Given data ::
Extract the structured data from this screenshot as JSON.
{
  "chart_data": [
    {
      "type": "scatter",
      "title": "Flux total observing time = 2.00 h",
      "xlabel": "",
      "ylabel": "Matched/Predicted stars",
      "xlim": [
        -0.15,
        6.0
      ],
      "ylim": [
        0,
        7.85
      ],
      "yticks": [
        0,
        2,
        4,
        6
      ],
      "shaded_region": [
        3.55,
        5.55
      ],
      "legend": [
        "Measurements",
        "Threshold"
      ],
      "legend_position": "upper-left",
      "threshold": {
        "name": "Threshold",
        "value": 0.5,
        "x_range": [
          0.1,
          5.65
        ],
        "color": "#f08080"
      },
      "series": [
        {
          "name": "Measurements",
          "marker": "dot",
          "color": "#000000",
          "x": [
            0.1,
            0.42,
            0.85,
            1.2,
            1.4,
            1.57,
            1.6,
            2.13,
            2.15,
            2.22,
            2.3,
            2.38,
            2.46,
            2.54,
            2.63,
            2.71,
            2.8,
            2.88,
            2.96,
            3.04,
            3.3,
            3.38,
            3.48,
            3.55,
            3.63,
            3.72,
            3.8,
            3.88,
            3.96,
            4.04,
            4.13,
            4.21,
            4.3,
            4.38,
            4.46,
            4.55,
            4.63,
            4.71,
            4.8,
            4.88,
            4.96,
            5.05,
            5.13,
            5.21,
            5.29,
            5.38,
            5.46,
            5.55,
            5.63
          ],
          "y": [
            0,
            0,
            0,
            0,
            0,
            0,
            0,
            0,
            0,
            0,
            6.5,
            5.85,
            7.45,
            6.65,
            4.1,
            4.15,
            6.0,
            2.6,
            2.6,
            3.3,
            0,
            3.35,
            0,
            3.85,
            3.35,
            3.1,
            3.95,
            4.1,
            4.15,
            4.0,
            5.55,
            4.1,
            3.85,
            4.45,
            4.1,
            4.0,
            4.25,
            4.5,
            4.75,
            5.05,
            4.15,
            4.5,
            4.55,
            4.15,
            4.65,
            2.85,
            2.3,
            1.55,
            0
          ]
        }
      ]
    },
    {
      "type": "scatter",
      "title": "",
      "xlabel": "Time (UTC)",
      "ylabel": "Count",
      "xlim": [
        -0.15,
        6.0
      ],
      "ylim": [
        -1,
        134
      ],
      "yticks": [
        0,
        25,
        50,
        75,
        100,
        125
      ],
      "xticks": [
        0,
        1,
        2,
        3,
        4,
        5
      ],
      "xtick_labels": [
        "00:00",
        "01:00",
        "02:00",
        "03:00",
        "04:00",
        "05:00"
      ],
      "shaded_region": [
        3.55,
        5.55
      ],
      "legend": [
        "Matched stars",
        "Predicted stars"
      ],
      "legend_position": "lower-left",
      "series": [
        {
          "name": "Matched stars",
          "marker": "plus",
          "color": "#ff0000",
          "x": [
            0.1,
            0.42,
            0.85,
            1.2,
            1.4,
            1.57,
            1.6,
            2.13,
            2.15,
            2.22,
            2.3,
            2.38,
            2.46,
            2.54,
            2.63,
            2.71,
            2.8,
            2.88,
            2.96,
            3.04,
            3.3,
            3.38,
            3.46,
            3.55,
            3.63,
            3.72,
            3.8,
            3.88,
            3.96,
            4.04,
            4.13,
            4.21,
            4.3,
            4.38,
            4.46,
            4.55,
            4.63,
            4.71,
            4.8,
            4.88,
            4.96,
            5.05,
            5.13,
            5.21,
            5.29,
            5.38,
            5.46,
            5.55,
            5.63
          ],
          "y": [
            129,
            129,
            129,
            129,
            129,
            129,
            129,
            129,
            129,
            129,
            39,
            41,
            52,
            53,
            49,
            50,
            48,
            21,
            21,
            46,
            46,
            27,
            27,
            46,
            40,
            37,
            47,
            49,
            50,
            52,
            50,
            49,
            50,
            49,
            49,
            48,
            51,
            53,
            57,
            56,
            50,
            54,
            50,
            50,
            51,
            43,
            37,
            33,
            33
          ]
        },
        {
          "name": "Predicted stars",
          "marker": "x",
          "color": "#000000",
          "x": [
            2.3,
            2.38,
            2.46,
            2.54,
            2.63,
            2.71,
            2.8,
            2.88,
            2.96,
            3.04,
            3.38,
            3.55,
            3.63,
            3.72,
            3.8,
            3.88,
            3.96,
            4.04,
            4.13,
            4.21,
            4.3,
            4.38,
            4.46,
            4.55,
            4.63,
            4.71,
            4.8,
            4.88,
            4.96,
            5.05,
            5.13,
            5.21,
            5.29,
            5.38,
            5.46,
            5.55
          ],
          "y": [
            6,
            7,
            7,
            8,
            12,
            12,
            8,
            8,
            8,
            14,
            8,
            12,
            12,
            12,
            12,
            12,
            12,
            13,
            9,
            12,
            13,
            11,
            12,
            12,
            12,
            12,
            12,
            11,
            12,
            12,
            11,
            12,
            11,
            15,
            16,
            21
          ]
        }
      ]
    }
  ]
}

Instruction ::
Set down the material above again, word for word.

Finished exercise ::
Extract the structured data from this screenshot as JSON.
{
  "chart_data": [
    {
      "type": "scatter",
      "title": "Flux total observing time = 2.00 h",
      "xlabel": "",
      "ylabel": "Matched/Predicted stars",
      "xlim": [
        -0.15,
        6.0
      ],
      "ylim": [
        0,
        7.85
      ],
      "yticks": [
        0,
        2,
        4,
        6
      ],
      "shaded_region": [
        3.55,
        5.55
      ],
      "legend": [
        "Measurements",
        "Threshold"
      ],
      "legend_position": "upper-left",
      "threshold": {
        "name": "Threshold",
        "value": 0.5,
        "x_range": [
          0.1,
          5.65
        ],
        "color": "#f08080"
      },
      "series": [
        {
          "name": "Measurements",
          "marker": "dot",
          "color": "#000000",
          "x": [
            0.1,
            0.42,
            0.85,
            1.2,
            1.4,
            1.57,
            1.6,
            2.13,
            2.15,
            2.22,
            2.3,
            2.38,
            2.46,
            2.54,
            2.63,
            2.71,
            2.8,
            2.88,
            2.96,
            3.04,
            3.3,
            3.38,
            3.48,
            3.55,
            3.63,
            3.72,
            3.8,
            3.88,
            3.96,
            4.04,
            4.13,
            4.21,
            4.3,
            4.38,
            4.46,
            4.55,
            4.63,
            4.71,
            4.8,
            4.88,
            4.96,
            5.05,
            5.13,
            5.21,
            5.29,
            5.38,
            5.46,
            5.55,
            5.63
          ],
          "y": [
            0,
            0,
            0,
            0,
            0,
            0,
            0,
            0,
            0,
            0,
            6.5,
            5.85,
            7.45,
            6.65,
            4.1,
            4.15,
            6.0,
            2.6,
            2.6,
            3.3,
            0,
            3.35,
            0,
            3.85,
            3.35,
            3.1,
            3.95,
            4.1,
            4.15,
            4.0,
            5.55,
            4.1,
            3.85,
            4.45,
            4.1,
            4.0,
            4.25,
            4.5,
            4.75,
            5.05,
            4.15,
            4.5,
            4.55,
            4.15,
            4.65,
            2.85,
            2.3,
            1.55,
            0
          ]
        }
      ]
    },
    {
      "type": "scatter",
      "title": "",
      "xlabel": "Time (UTC)",
      "ylabel": "Count",
      "xlim": [
        -0.15,
        6.0
      ],
      "ylim": [
        -1,
        134
      ],
      "yticks": [
        0,
        25,
        50,
        75,
        100,
        125
      ],
      "xticks": [
        0,
        1,
        2,
        3,
        4,
        5
      ],
      "xtick_labels": [
        "00:00",
        "01:00",
        "02:00",
        "03:00",
        "04:00",
        "05:00"
      ],
      "shaded_region": [
        3.55,
        5.55
      ],
      "legend": [
        "Matched stars",
        "Predicted stars"
      ],
      "legend_position": "lower-left",
      "series": [
        {
          "name": "Matched stars",
          "marker": "plus",
          "color": "#ff0000",
          "x": [
            0.1,
            0.42,
            0.85,
            1.2,
            1.4,
            1.57,
            1.6,
            2.13,
            2.15,
            2.22,
            2.3,
            2.38,
            2.46,
            2.54,
            2.63,
            2.71,
            2.8,
            2.88,
            2.96,
            3.04,
            3.3,
            3.38,
            3.46,
            3.55,
            3.63,
            3.72,
            3.8,
            3.88,
            3.96,
            4.04,
            4.13,
            4.21,
            4.3,
            4.38,
            4.46,
            4.55,
            4.63,
            4.71,
            4.8,
            4.88,
            4.96,
            5.05,
            5.13,
            5.21,
            5.29,
            5.38,
            5.46,
            5.55,
            5.63
          ],
          "y": [
            129,
            129,
            129,
            129,
            129,
            129,
            129,
            129,
            129,
            129,
            39,
            41,
            52,
            53,
            49,
            50,
            48,
            21,
            21,
            46,
            46,
            27,
            27,
            46,
            40,
            37,
            47,
            49,
            50,
            52,
            50,
            49,
            50,
            49,
            49,
            48,
            51,
            53,
            57,
            56,
            50,
            54,
            50,
            50,
            51,
            43,
            37,
            33,
            33
          ]
        },
        {
          "name": "Predicted stars",
          "marker": "x",
          "color": "#000000",
          "x": [
            2.3,
            2.38,
            2.46,
            2.54,
            2.63,
            2.71,
            2.8,
            2.88,
            2.96,
            3.04,
            3.38,
            3.55,
            3.63,
            3.72,
            3.8,
            3.88,
            3.96,
            4.04,
            4.13,
            4.21,
            4.3,
            4.38,
            4.46,
            4.55,
            4.63,
            4.71,
            4.8,
            4.88,
            4.96,
            5.05,
            5.13,
            5.21,
            5.29,
            5.38,
            5.46,
            5.55
          ],
          "y": [
            6,
            7,
            7,
            8,
            12,
            12,
            8,
            8,
            8,
            14,
            8,
            12,
            12,
            12,
            12,
            12,
            12,
            13,
            9,
            12,
            13,
            11,
            12,
            12,
            12,
            12,
            12,
            11,
            12,
            12,
            11,
            12,
            11,
            15,
            16,
            21
          ]
        }
      ]
    }
  ]
}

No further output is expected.